-- START --

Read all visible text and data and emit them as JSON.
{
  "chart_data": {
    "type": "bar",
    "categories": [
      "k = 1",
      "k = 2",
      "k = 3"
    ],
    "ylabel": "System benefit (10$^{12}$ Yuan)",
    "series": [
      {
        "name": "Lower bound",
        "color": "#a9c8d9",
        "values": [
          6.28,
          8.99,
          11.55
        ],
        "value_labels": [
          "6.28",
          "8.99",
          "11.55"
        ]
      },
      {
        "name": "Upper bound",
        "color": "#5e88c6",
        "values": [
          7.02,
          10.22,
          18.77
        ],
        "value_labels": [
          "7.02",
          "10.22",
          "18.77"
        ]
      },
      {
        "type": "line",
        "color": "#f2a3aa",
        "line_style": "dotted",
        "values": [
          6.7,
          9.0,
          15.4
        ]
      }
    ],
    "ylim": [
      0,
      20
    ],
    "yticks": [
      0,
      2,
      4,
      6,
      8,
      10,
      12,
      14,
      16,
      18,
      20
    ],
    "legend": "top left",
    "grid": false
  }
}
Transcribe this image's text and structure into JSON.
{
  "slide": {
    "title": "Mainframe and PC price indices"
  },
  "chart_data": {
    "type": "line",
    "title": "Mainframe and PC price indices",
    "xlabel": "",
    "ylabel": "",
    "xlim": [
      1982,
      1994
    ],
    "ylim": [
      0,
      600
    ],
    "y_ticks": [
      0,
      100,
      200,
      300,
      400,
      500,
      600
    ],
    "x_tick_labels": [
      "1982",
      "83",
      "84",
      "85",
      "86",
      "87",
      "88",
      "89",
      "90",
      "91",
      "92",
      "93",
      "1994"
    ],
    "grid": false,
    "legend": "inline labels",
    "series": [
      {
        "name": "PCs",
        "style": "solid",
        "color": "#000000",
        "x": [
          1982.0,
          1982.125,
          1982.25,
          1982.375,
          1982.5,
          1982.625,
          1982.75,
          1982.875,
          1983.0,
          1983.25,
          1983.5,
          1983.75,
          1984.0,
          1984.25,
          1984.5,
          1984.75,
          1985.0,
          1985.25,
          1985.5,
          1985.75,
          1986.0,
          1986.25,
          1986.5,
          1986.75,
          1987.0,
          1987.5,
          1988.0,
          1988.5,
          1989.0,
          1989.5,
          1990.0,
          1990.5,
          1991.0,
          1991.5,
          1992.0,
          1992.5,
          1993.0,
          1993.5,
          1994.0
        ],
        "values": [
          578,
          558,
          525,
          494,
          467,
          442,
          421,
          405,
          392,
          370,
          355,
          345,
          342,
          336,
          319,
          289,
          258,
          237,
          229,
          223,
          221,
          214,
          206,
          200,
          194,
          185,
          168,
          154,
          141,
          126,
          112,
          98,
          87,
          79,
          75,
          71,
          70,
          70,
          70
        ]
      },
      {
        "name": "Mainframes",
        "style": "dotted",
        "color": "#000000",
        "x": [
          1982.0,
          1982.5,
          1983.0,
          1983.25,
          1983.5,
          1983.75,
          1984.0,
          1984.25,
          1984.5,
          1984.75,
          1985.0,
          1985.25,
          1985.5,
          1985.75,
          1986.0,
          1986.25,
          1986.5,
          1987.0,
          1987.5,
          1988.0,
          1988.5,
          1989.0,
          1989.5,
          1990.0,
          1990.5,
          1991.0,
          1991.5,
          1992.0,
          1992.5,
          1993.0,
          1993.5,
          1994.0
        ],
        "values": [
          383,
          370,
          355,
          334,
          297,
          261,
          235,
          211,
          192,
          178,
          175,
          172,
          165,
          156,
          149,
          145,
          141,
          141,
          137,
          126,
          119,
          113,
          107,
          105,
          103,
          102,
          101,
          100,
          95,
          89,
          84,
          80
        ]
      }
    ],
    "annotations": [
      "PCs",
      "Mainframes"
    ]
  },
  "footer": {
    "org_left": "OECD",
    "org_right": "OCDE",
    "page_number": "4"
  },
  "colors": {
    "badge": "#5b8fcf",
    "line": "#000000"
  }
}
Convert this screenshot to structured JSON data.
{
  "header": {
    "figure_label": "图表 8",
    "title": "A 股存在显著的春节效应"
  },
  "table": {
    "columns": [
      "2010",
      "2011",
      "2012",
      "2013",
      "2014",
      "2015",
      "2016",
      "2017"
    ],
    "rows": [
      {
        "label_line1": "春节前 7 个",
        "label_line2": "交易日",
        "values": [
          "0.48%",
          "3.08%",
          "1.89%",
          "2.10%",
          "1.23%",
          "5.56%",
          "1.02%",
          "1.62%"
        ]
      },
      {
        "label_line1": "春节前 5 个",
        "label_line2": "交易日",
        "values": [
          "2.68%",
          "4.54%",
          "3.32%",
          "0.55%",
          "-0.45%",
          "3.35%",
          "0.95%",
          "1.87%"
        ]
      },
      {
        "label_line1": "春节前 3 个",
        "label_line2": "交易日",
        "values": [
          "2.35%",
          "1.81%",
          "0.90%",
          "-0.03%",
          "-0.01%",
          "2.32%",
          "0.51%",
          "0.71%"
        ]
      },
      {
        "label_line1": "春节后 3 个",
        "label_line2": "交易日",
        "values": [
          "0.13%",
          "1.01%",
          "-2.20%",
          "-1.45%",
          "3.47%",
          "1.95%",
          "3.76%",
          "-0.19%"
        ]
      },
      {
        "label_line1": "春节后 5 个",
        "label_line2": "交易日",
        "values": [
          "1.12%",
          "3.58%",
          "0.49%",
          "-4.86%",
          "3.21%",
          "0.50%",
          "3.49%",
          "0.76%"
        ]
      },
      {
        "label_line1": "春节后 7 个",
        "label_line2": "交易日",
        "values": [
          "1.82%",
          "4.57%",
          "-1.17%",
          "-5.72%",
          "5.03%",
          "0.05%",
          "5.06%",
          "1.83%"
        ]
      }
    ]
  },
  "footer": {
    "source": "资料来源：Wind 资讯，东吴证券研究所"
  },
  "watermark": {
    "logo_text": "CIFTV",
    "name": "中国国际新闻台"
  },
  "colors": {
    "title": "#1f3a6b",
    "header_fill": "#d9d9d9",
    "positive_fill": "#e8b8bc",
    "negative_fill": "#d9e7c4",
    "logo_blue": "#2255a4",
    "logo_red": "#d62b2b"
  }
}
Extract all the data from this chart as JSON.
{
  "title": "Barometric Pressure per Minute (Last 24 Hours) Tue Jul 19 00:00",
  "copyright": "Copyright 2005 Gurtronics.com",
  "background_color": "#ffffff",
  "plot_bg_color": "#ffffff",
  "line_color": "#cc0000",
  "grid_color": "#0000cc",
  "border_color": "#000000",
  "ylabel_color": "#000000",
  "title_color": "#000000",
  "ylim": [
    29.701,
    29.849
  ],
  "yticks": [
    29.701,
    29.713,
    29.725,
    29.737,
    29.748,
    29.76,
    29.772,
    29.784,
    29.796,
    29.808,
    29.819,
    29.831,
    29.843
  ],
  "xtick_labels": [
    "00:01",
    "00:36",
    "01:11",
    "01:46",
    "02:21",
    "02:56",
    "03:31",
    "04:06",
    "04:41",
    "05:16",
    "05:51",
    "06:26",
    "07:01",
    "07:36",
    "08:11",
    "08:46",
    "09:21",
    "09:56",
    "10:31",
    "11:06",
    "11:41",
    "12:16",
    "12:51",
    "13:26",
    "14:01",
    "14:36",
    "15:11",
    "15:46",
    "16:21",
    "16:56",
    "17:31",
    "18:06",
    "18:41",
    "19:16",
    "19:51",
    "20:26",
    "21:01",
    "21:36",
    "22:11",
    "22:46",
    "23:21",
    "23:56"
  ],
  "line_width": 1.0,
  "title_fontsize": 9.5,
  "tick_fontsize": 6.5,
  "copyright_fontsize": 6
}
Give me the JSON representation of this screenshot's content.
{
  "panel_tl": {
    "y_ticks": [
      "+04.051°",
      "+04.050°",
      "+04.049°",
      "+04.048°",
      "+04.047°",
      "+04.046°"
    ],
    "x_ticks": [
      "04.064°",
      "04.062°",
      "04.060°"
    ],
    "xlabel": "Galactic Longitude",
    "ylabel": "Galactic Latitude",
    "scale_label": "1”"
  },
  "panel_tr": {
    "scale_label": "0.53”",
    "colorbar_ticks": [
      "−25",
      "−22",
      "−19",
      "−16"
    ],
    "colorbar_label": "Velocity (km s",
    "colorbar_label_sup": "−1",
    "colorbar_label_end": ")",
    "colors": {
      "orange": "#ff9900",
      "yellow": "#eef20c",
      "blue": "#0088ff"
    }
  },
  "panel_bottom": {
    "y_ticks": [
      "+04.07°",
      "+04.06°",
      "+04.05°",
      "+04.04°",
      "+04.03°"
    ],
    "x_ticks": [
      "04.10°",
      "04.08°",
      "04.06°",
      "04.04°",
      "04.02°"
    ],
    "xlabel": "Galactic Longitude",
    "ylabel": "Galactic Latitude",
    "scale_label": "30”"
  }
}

-- END --

> _AIM_: Only the lines from the one holding "Give me the" through the end of the listing should be given again, exactly and with both ends included.

> _EXERCISE OUTPUT_:
Give me the JSON representation of this screenshot's content.
{
  "panel_tl": {
    "y_ticks": [
      "+04.051°",
      "+04.050°",
      "+04.049°",
      "+04.048°",
      "+04.047°",
      "+04.046°"
    ],
    "x_ticks": [
      "04.064°",
      "04.062°",
      "04.060°"
    ],
    "xlabel": "Galactic Longitude",
    "ylabel": "Galactic Latitude",
    "scale_label": "1”"
  },
  "panel_tr": {
    "scale_label": "0.53”",
    "colorbar_ticks": [
      "−25",
      "−22",
      "−19",
      "−16"
    ],
    "colorbar_label": "Velocity (km s",
    "colorbar_label_sup": "−1",
    "colorbar_label_end": ")",
    "colors": {
      "orange": "#ff9900",
      "yellow": "#eef20c",
      "blue": "#0088ff"
    }
  },
  "panel_bottom": {
    "y_ticks": [
      "+04.07°",
      "+04.06°",
      "+04.05°",
      "+04.04°",
      "+04.03°"
    ],
    "x_ticks": [
      "04.10°",
      "04.08°",
      "04.06°",
      "04.04°",
      "04.02°"
    ],
    "xlabel": "Galactic Longitude",
    "ylabel": "Galactic Latitude",
    "scale_label": "30”"
  }
}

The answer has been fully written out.